| Do this |
Copy out all of the material exactly.

| Source records |
· · · ·

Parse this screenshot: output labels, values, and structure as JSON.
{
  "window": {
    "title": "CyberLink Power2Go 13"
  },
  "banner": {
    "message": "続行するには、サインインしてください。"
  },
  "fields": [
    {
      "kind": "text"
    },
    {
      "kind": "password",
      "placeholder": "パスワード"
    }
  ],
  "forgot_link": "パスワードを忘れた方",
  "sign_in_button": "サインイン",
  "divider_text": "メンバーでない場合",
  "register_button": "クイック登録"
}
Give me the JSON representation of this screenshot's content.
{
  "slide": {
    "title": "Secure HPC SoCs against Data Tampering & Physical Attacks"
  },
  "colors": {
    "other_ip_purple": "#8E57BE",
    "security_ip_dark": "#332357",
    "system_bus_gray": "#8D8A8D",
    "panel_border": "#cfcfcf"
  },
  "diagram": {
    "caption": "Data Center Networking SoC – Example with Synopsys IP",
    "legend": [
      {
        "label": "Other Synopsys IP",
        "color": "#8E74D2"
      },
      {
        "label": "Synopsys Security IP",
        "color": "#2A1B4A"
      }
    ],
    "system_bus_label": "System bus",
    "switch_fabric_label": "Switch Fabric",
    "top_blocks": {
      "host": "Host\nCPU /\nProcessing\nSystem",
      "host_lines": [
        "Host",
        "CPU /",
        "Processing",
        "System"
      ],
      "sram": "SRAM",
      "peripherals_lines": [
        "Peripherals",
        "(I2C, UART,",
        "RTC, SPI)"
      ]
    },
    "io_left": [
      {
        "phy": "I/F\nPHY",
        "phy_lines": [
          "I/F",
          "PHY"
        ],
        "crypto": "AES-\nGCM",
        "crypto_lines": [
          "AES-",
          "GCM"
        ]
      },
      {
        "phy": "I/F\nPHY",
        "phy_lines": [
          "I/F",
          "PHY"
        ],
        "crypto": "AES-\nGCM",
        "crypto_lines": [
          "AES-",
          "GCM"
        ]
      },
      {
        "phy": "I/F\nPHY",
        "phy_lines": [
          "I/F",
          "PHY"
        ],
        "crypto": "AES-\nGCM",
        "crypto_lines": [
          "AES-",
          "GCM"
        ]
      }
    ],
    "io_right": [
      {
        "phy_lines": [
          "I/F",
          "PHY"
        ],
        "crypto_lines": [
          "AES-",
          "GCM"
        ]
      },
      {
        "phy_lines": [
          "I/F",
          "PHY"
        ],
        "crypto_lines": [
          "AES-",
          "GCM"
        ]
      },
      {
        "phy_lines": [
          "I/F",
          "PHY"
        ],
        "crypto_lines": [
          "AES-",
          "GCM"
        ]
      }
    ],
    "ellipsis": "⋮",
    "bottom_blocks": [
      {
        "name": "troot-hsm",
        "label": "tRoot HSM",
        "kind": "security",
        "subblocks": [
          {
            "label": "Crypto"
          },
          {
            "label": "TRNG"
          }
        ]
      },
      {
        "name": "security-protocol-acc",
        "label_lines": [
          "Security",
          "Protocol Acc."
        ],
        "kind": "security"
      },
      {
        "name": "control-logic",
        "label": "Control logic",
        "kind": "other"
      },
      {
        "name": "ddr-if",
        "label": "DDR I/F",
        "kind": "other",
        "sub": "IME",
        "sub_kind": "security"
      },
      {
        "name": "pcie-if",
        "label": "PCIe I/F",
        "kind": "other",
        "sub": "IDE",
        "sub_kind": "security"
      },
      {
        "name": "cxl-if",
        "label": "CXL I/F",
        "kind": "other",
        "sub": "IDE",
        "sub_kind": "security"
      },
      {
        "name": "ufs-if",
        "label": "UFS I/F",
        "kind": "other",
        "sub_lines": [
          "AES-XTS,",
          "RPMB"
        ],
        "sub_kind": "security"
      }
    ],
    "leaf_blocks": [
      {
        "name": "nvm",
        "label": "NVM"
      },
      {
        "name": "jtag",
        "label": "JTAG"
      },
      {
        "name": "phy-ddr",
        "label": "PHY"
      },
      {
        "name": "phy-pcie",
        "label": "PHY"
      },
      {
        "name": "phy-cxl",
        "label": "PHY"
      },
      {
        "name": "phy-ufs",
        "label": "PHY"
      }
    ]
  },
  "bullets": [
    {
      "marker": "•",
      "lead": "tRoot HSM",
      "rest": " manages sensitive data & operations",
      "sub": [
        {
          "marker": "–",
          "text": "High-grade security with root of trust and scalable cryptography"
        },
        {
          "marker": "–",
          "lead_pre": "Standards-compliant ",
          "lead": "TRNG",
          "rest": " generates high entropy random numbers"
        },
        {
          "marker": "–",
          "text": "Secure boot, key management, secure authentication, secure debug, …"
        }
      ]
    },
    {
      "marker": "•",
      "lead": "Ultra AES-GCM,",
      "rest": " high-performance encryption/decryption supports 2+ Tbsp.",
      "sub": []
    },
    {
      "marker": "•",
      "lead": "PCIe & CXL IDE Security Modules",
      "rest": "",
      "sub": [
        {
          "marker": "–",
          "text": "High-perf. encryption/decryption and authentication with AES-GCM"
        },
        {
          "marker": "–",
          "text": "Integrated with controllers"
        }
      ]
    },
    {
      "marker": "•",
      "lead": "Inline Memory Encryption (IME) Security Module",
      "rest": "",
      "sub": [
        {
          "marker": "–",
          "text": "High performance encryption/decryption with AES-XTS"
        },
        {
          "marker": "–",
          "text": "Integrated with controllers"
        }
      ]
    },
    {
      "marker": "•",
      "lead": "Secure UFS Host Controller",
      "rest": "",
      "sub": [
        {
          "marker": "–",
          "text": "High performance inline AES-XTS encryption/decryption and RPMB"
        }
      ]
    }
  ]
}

· · · ·

| The response |
Parse this screenshot: output labels, values, and structure as JSON.
{
  "window": {
    "title": "CyberLink Power2Go 13"
  },
  "banner": {
    "message": "続行するには、サインインしてください。"
  },
  "fields": [
    {
      "kind": "text"
    },
    {
      "kind": "password",
      "placeholder": "パスワード"
    }
  ],
  "forgot_link": "パスワードを忘れた方",
  "sign_in_button": "サインイン",
  "divider_text": "メンバーでない場合",
  "register_button": "クイック登録"
}
Give me the JSON representation of this screenshot's content.
{
  "slide": {
    "title": "Secure HPC SoCs against Data Tampering & Physical Attacks"
  },
  "colors": {
    "other_ip_purple": "#8E57BE",
    "security_ip_dark": "#332357",
    "system_bus_gray": "#8D8A8D",
    "panel_border": "#cfcfcf"
  },
  "diagram": {
    "caption": "Data Center Networking SoC – Example with Synopsys IP",
    "legend": [
      {
        "label": "Other Synopsys IP",
        "color": "#8E74D2"
      },
      {
        "label": "Synopsys Security IP",
        "color": "#2A1B4A"
      }
    ],
    "system_bus_label": "System bus",
    "switch_fabric_label": "Switch Fabric",
    "top_blocks": {
      "host": "Host\nCPU /\nProcessing\nSystem",
      "host_lines": [
        "Host",
        "CPU /",
        "Processing",
        "System"
      ],
      "sram": "SRAM",
      "peripherals_lines": [
        "Peripherals",
        "(I2C, UART,",
        "RTC, SPI)"
      ]
    },
    "io_left": [
      {
        "phy": "I/F\nPHY",
        "phy_lines": [
          "I/F",
          "PHY"
        ],
        "crypto": "AES-\nGCM",
        "crypto_lines": [
          "AES-",
          "GCM"
        ]
      },
      {
        "phy": "I/F\nPHY",
        "phy_lines": [
          "I/F",
          "PHY"
        ],
        "crypto": "AES-\nGCM",
        "crypto_lines": [
          "AES-",
          "GCM"
        ]
      },
      {
        "phy": "I/F\nPHY",
        "phy_lines": [
          "I/F",
          "PHY"
        ],
        "crypto": "AES-\nGCM",
        "crypto_lines": [
          "AES-",
          "GCM"
        ]
      }
    ],
    "io_right": [
      {
        "phy_lines": [
          "I/F",
          "PHY"
        ],
        "crypto_lines": [
          "AES-",
          "GCM"
        ]
      },
      {
        "phy_lines": [
          "I/F",
          "PHY"
        ],
        "crypto_lines": [
          "AES-",
          "GCM"
        ]
      },
      {
        "phy_lines": [
          "I/F",
          "PHY"
        ],
        "crypto_lines": [
          "AES-",
          "GCM"
        ]
      }
    ],
    "ellipsis": "⋮",
    "bottom_blocks": [
      {
        "name": "troot-hsm",
        "label": "tRoot HSM",
        "kind": "security",
        "subblocks": [
          {
            "label": "Crypto"
          },
          {
            "label": "TRNG"
          }
        ]
      },
      {
        "name": "security-protocol-acc",
        "label_lines": [
          "Security",
          "Protocol Acc."
        ],
        "kind": "security"
      },
      {
        "name": "control-logic",
        "label": "Control logic",
        "kind": "other"
      },
      {
        "name": "ddr-if",
        "label": "DDR I/F",
        "kind": "other",
        "sub": "IME",
        "sub_kind": "security"
      },
      {
        "name": "pcie-if",
        "label": "PCIe I/F",
        "kind": "other",
        "sub": "IDE",
        "sub_kind": "security"
      },
      {
        "name": "cxl-if",
        "label": "CXL I/F",
        "kind": "other",
        "sub": "IDE",
        "sub_kind": "security"
      },
      {
        "name": "ufs-if",
        "label": "UFS I/F",
        "kind": "other",
        "sub_lines": [
          "AES-XTS,",
          "RPMB"
        ],
        "sub_kind": "security"
      }
    ],
    "leaf_blocks": [
      {
        "name": "nvm",
        "label": "NVM"
      },
      {
        "name": "jtag",
        "label": "JTAG"
      },
      {
        "name": "phy-ddr",
        "label": "PHY"
      },
      {
        "name": "phy-pcie",
        "label": "PHY"
      },
      {
        "name": "phy-cxl",
        "label": "PHY"
      },
      {
        "name": "phy-ufs",
        "label": "PHY"
      }
    ]
  },
  "bullets": [
    {
      "marker": "•",
      "lead": "tRoot HSM",
      "rest": " manages sensitive data & operations",
      "sub": [
        {
          "marker": "–",
          "text": "High-grade security with root of trust and scalable cryptography"
        },
        {
          "marker": "–",
          "lead_pre": "Standards-compliant ",
          "lead": "TRNG",
          "rest": " generates high entropy random numbers"
        },
        {
          "marker": "–",
          "text": "Secure boot, key management, secure authentication, secure debug, …"
        }
      ]
    },
    {
      "marker": "•",
      "lead": "Ultra AES-GCM,",
      "rest": " high-performance encryption/decryption supports 2+ Tbsp.",
      "sub": []
    },
    {
      "marker": "•",
      "lead": "PCIe & CXL IDE Security Modules",
      "rest": "",
      "sub": [
        {
          "marker": "–",
          "text": "High-perf. encryption/decryption and authentication with AES-GCM"
        },
        {
          "marker": "–",
          "text": "Integrated with controllers"
        }
      ]
    },
    {
      "marker": "•",
      "lead": "Inline Memory Encryption (IME) Security Module",
      "rest": "",
      "sub": [
        {
          "marker": "–",
          "text": "High performance encryption/decryption with AES-XTS"
        },
        {
          "marker": "–",
          "text": "Integrated with controllers"
        }
      ]
    },
    {
      "marker": "•",
      "lead": "Secure UFS Host Controller",
      "rest": "",
      "sub": [
        {
          "marker": "–",
          "text": "High performance inline AES-XTS encryption/decryption and RPMB"
        }
      ]
    }
  ]
}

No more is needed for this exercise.